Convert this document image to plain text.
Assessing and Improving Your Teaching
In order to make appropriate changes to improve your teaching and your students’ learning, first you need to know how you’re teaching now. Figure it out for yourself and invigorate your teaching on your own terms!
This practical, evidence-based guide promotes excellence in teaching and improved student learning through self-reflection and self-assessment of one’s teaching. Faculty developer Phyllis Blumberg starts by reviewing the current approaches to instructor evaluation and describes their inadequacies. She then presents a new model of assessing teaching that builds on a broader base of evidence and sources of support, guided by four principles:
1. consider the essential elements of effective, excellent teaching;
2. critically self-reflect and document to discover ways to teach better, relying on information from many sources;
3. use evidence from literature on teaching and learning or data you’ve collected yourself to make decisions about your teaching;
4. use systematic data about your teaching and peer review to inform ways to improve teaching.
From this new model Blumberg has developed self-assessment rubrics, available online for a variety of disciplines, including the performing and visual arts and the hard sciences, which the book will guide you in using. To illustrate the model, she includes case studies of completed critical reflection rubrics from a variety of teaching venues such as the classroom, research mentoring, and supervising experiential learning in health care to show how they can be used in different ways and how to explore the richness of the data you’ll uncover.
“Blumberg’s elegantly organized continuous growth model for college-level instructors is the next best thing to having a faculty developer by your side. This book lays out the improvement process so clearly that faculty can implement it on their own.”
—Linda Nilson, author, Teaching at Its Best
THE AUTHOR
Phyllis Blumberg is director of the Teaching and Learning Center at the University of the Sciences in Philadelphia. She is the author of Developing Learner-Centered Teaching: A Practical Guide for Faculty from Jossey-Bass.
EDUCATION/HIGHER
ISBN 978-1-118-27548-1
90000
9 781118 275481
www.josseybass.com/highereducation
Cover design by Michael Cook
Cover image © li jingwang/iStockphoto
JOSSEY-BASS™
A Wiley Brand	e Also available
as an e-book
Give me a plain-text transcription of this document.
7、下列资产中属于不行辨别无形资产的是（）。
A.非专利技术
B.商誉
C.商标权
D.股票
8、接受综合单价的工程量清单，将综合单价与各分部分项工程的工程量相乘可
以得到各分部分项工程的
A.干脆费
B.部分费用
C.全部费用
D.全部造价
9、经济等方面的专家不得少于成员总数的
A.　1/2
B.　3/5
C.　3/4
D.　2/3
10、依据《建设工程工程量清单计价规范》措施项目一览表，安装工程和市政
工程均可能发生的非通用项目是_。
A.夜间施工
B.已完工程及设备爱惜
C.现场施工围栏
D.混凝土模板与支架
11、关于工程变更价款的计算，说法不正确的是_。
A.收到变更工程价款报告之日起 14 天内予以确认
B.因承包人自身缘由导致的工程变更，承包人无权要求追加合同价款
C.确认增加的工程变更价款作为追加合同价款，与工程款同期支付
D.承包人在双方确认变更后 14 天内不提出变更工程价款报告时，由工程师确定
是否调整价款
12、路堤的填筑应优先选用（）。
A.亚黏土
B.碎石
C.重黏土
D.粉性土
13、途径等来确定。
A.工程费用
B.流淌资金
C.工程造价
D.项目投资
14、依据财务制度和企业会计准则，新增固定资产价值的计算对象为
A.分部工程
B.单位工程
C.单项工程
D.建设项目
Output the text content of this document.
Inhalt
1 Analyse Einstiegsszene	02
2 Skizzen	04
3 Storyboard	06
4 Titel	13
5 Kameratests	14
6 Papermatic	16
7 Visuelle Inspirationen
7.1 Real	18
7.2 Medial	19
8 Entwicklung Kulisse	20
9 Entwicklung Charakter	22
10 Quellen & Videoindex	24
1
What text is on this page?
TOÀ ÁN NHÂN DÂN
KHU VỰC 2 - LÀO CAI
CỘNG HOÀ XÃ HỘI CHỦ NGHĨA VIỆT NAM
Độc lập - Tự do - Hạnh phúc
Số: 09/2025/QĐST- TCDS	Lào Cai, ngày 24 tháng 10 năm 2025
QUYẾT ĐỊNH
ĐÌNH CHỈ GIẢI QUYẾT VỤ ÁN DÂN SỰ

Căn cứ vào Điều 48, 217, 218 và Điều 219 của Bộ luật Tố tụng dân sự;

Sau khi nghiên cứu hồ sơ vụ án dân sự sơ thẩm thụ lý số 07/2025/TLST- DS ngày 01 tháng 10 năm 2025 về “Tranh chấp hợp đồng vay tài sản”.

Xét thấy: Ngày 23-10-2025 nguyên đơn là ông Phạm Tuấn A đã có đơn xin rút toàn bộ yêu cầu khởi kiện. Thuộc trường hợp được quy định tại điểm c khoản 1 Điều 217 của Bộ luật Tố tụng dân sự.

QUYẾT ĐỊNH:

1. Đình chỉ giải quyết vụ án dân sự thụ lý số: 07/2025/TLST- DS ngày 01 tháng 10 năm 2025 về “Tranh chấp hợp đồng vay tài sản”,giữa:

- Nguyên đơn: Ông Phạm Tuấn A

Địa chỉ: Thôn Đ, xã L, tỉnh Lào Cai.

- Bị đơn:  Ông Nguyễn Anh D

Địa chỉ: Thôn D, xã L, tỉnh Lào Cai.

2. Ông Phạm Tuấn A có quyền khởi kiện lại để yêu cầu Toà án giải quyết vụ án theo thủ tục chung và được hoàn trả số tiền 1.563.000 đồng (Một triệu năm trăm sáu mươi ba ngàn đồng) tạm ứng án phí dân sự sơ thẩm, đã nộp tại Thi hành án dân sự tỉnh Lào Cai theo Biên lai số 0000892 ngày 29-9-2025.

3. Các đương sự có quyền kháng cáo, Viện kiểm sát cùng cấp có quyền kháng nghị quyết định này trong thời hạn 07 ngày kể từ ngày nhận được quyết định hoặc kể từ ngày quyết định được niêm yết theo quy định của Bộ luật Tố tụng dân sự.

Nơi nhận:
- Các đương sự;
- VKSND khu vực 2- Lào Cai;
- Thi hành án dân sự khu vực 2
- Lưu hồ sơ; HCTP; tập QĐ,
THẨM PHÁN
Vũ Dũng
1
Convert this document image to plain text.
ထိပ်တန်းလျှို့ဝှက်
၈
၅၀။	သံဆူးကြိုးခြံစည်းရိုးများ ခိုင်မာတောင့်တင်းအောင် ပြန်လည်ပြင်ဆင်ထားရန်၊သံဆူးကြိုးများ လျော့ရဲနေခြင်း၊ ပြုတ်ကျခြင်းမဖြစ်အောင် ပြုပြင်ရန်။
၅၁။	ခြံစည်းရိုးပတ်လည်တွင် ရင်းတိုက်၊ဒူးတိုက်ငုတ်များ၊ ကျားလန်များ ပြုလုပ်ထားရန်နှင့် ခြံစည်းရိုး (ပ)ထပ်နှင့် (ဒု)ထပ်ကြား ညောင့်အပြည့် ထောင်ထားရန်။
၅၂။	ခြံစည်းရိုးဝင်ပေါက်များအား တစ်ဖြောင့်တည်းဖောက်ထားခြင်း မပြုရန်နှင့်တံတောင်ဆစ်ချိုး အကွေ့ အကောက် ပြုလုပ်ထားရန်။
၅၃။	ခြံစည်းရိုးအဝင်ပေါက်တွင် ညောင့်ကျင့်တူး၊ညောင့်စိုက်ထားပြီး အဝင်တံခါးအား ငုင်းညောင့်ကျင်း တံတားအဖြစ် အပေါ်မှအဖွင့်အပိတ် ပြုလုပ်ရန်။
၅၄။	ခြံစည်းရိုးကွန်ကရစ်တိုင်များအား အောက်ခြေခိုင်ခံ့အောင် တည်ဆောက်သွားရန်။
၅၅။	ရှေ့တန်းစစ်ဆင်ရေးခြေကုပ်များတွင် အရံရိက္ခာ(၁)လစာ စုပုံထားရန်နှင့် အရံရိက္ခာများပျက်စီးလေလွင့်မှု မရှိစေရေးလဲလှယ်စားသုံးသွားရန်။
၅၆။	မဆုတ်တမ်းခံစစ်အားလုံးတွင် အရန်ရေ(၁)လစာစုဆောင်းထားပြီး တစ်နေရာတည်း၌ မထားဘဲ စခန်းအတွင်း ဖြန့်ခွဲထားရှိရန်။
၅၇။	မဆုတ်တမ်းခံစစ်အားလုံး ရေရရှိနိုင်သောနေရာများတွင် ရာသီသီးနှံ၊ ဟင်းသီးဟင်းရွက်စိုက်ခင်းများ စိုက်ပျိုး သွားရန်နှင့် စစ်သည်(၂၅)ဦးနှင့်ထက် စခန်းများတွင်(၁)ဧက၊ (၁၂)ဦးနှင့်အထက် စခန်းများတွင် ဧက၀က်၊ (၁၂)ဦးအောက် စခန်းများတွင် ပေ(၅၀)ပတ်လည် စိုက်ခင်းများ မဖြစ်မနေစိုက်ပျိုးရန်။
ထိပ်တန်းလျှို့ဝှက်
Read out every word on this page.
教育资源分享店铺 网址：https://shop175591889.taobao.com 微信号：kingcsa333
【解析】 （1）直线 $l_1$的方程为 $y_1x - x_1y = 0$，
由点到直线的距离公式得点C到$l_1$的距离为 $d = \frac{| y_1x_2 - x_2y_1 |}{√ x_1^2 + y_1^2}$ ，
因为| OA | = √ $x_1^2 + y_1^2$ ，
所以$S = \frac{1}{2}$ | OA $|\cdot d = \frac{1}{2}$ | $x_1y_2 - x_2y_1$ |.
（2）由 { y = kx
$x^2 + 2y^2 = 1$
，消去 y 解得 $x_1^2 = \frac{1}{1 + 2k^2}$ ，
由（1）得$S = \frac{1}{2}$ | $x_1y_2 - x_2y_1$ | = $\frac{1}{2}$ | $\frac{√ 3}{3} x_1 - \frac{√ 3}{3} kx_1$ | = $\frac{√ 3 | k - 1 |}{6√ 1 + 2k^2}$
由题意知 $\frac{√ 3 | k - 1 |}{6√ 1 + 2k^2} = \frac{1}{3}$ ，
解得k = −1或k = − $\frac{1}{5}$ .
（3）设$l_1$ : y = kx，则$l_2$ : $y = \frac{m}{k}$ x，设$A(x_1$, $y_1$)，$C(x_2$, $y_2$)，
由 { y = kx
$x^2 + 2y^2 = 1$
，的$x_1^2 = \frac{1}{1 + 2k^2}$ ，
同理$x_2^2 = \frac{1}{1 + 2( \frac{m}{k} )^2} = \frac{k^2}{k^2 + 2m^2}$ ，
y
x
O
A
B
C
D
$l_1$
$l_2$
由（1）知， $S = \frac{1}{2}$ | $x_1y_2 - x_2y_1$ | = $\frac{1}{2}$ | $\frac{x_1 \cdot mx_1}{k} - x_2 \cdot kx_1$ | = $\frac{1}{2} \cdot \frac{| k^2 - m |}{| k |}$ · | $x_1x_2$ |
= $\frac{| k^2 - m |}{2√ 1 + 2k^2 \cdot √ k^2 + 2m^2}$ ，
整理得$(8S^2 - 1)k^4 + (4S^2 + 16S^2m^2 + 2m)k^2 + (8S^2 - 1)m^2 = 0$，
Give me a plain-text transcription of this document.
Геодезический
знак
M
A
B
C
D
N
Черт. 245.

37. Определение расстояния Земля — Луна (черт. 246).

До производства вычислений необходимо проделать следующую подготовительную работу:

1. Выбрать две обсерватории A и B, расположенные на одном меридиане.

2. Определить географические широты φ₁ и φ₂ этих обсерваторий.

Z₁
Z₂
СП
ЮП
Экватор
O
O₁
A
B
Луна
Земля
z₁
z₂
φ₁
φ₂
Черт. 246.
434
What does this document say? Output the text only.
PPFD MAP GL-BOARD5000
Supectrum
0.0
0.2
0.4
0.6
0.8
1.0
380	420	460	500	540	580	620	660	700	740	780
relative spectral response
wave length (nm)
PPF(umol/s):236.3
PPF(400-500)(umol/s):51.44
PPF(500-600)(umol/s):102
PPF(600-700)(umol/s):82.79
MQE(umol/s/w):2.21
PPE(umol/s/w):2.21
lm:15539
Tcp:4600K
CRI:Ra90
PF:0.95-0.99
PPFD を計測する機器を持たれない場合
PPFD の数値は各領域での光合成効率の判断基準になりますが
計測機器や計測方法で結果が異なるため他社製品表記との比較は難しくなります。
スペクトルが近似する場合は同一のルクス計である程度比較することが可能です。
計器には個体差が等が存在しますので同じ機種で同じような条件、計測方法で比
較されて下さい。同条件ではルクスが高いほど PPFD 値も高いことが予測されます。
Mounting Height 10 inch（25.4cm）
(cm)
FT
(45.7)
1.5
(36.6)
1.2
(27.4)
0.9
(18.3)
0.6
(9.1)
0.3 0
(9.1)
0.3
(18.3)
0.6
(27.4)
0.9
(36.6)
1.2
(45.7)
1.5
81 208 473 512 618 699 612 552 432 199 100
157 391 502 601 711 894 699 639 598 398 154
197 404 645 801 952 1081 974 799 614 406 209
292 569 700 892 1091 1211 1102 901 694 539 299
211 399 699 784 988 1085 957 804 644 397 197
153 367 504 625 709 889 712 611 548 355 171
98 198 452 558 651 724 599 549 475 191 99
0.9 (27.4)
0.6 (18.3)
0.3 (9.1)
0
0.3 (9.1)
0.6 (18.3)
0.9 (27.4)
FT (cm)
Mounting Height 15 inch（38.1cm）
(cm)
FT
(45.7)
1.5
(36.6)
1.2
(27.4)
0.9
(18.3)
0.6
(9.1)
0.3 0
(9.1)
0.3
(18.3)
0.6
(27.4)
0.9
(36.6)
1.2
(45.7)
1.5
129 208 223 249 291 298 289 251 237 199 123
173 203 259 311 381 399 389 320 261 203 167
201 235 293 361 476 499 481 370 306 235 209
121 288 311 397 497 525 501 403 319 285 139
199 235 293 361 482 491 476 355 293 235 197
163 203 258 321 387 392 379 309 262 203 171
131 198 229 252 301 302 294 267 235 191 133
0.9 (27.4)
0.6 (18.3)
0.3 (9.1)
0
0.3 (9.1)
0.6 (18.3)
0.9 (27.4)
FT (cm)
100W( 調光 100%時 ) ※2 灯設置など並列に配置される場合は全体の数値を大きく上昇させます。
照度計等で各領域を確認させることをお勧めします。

□ □ □ □

- [Task details]:
Pull out all lines in the data above that include "about".

- [The result]:
3. use evidence from literature on teaching and learning or data you’ve collected yourself to make decisions about your teaching;
4. use systematic data about your teaching and peer review to inform ways to improve teaching.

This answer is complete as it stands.